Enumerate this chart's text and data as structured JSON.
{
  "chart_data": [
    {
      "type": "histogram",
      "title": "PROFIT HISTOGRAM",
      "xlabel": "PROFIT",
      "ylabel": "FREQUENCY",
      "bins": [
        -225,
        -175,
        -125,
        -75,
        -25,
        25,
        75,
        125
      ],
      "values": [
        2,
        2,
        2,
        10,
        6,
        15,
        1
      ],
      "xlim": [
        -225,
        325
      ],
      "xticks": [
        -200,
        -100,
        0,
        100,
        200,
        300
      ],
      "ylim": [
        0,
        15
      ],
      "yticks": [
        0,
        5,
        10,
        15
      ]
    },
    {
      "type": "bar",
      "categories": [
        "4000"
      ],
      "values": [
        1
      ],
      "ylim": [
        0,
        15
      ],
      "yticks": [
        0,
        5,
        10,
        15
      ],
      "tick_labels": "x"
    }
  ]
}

---

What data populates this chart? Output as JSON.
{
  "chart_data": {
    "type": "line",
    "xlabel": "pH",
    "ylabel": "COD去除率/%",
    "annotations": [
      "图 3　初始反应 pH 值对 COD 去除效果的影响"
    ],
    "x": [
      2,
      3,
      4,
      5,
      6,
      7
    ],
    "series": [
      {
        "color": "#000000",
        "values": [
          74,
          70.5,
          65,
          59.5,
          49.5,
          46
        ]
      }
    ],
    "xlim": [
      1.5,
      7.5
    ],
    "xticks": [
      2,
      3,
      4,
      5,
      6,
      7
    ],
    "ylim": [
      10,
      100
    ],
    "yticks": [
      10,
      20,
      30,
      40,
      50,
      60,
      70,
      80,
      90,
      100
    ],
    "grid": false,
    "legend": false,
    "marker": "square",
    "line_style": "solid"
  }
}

---

### TASK TO COMPLETE
Report how many lines of the data hold the string "JSON"; give only the number.

### SOLUTION TO THIS EXERCISE
2